:: EXERCISE PROMPT ::
Gather every line below where "separate" appears.

Records from a collection:
-*-*-

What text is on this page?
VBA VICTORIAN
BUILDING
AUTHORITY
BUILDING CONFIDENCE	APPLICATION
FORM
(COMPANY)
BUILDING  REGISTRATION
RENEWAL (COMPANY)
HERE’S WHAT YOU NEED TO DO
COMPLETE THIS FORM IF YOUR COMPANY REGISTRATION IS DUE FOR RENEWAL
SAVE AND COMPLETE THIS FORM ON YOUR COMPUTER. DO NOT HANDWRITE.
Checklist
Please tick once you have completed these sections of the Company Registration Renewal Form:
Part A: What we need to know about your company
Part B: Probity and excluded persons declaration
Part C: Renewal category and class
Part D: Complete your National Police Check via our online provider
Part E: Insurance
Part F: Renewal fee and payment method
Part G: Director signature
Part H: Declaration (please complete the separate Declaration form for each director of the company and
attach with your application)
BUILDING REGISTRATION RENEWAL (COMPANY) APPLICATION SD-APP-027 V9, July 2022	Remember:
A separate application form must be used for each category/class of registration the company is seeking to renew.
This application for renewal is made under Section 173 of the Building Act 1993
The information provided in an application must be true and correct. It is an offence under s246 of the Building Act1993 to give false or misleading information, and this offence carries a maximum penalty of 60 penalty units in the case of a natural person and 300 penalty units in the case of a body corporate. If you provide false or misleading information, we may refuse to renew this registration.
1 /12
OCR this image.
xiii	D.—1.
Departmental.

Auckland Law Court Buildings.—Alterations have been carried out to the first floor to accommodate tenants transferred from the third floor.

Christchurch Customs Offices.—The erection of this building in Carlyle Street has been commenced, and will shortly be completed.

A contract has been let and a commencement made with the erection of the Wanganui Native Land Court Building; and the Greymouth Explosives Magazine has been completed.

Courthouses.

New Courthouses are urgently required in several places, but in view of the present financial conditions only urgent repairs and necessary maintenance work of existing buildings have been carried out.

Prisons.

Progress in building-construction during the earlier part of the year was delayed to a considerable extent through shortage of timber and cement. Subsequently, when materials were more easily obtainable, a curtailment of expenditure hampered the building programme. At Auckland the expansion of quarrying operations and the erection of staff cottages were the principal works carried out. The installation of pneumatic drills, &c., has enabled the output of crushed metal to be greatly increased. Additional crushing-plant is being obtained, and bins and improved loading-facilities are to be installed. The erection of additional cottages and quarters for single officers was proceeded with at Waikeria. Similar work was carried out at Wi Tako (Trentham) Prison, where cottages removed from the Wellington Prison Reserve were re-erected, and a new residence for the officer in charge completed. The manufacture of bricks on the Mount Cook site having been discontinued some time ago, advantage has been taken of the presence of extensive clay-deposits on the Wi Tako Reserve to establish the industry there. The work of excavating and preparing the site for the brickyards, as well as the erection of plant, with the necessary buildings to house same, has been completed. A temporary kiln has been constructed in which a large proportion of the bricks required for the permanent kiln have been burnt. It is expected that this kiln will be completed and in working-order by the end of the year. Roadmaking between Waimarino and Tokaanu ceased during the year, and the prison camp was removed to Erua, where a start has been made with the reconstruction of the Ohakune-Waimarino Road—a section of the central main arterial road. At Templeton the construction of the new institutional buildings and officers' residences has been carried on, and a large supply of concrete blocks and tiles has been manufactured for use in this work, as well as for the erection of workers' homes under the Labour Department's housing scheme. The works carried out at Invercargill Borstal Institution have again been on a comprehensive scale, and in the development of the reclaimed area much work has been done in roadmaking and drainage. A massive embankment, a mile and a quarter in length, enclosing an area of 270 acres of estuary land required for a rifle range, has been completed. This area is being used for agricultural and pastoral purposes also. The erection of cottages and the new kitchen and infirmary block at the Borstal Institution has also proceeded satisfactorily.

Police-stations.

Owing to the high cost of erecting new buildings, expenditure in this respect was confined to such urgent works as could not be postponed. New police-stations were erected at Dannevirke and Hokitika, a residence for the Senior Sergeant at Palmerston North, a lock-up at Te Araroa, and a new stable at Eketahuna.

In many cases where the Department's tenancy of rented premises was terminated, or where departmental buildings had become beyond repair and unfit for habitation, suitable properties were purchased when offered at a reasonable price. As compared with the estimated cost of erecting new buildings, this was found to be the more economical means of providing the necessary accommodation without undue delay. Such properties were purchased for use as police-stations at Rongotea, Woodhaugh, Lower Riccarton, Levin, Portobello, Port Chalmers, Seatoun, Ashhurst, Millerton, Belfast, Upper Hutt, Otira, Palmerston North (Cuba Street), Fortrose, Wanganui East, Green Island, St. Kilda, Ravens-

-*-*-

:: TASK RESPONSE ::
Part H: Declaration (please complete the separate Declaration form for each director of the company and
A separate application form must be used for each category/class of registration the company is seeking to renew.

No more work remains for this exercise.